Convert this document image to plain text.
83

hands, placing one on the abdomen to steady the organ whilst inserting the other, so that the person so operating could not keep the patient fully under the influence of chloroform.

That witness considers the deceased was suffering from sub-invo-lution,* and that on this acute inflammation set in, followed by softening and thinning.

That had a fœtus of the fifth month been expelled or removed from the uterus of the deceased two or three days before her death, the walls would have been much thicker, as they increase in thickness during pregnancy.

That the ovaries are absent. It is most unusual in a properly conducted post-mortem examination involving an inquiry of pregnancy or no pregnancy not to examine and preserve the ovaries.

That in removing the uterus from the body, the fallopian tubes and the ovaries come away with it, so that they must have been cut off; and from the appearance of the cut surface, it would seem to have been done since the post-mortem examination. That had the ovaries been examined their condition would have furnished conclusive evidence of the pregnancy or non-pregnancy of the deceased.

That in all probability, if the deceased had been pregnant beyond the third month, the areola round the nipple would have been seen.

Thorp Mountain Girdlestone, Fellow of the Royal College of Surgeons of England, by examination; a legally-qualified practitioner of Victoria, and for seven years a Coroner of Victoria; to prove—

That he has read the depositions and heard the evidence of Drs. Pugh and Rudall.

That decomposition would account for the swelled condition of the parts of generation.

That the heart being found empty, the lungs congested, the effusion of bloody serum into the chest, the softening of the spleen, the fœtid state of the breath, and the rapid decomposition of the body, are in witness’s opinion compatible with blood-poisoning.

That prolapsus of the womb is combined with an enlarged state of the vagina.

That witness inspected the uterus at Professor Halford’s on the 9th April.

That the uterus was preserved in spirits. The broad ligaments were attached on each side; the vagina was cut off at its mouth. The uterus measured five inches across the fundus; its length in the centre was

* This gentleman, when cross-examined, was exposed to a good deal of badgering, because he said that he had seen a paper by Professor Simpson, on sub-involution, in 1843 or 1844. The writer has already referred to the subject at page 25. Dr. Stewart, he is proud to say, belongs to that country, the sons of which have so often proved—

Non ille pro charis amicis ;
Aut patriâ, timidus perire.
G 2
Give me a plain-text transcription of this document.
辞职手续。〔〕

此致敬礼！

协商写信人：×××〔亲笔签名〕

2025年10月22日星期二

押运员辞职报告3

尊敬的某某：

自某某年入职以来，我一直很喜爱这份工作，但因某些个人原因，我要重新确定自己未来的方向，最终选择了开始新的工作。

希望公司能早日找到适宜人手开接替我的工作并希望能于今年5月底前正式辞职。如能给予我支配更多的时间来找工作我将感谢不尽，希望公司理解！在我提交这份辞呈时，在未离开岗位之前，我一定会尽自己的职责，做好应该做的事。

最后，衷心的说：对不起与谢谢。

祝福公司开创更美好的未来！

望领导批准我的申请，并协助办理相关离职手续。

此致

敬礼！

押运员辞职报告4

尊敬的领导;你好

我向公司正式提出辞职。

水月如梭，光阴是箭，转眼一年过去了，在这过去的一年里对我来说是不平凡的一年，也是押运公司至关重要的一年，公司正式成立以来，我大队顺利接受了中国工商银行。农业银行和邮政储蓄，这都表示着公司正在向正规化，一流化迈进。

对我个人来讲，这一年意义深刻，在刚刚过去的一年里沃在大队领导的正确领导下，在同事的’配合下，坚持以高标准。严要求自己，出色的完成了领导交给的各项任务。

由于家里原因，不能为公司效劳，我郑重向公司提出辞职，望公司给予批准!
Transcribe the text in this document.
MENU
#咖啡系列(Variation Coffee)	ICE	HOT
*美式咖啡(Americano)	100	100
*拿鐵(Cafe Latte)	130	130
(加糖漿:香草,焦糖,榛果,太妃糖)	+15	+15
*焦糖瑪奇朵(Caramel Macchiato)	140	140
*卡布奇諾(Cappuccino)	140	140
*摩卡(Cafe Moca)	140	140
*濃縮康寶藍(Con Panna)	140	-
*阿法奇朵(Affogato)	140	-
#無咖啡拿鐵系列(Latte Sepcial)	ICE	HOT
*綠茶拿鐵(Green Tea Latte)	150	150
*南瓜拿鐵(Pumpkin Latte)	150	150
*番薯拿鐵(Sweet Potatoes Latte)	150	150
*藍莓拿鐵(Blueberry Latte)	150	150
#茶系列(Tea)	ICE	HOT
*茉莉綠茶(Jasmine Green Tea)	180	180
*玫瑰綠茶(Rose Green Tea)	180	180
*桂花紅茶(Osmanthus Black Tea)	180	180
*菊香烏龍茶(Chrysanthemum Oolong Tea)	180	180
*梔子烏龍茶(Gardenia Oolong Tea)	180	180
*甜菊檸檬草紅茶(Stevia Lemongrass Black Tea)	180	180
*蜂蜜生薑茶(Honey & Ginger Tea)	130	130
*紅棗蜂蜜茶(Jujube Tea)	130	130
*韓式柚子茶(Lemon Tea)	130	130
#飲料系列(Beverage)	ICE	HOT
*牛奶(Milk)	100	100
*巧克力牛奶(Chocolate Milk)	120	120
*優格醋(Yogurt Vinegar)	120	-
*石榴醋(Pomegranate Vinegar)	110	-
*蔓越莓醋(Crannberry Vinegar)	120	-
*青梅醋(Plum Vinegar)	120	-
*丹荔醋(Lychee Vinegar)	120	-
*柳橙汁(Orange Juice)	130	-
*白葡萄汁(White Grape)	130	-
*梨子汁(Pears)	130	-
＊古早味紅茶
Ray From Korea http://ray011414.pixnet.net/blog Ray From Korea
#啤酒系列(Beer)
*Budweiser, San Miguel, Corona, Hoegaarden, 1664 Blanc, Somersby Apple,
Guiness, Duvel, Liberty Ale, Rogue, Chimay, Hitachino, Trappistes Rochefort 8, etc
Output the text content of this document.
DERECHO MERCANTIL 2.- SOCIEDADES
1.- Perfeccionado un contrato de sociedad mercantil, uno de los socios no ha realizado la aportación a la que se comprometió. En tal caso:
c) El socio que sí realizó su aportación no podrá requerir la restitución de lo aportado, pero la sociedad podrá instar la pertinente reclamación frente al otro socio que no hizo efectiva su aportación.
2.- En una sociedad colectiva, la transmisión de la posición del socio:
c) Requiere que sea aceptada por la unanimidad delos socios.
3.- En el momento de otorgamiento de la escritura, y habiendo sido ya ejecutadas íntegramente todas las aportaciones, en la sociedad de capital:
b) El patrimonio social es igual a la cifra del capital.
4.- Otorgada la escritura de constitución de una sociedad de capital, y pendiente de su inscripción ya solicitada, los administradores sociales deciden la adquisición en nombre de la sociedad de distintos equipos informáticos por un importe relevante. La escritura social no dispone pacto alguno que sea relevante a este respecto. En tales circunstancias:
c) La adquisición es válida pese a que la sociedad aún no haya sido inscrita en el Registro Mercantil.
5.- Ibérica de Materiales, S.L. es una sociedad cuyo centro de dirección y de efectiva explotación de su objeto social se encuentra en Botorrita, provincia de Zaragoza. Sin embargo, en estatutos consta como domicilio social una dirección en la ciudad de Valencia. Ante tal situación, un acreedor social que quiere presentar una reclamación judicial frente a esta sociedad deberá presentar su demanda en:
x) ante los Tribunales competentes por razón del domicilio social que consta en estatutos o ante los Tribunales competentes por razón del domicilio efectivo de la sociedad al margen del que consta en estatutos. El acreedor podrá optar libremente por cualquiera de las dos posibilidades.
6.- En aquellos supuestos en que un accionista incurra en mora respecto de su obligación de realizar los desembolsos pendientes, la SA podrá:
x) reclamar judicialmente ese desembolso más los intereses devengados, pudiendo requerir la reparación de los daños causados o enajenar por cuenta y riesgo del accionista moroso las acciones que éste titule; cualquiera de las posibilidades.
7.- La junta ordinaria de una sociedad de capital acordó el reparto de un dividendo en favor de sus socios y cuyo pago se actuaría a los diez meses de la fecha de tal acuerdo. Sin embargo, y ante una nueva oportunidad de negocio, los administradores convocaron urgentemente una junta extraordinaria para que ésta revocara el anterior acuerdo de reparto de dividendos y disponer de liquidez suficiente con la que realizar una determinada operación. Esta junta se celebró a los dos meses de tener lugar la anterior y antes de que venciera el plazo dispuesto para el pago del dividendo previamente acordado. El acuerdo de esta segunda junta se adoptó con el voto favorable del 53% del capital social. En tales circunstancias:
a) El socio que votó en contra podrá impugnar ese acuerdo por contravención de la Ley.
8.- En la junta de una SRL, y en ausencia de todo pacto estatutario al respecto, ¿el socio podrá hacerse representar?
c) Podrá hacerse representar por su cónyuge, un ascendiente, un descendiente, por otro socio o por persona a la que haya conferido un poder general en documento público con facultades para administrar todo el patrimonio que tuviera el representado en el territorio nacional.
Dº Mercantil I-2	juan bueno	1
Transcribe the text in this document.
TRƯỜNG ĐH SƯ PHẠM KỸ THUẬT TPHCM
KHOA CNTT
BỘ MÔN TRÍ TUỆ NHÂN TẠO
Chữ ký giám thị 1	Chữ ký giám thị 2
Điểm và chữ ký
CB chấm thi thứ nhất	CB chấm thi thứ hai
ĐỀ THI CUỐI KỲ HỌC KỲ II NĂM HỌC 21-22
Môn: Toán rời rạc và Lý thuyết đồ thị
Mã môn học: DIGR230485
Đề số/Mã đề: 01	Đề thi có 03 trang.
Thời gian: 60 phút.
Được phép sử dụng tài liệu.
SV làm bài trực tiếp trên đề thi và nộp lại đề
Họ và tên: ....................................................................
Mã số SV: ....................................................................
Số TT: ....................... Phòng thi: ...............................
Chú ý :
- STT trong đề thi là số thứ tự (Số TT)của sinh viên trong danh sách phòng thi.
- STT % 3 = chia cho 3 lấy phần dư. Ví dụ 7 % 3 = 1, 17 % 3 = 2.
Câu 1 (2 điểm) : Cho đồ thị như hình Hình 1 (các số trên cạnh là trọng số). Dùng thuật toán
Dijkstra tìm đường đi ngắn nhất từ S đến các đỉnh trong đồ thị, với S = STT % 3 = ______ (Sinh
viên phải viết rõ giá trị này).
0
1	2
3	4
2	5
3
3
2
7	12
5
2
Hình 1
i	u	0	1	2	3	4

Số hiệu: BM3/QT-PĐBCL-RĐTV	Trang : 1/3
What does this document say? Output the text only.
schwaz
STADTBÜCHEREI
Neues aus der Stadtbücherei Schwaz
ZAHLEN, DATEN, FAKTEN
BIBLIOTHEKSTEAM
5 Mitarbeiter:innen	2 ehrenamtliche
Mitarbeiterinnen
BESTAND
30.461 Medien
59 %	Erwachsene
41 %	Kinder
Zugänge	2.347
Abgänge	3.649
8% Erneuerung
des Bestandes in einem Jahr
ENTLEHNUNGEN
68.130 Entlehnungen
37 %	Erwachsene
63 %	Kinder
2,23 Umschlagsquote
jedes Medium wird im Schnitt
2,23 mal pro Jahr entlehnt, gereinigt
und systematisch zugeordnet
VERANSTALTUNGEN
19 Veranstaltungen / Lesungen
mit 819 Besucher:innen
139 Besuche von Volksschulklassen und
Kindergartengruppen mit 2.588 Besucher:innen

.....

• _WHAT THE TASK ASKS_
Only a number is wanted: how many lines contain the word "have"?

• _WRITTEN SOLUTION_
4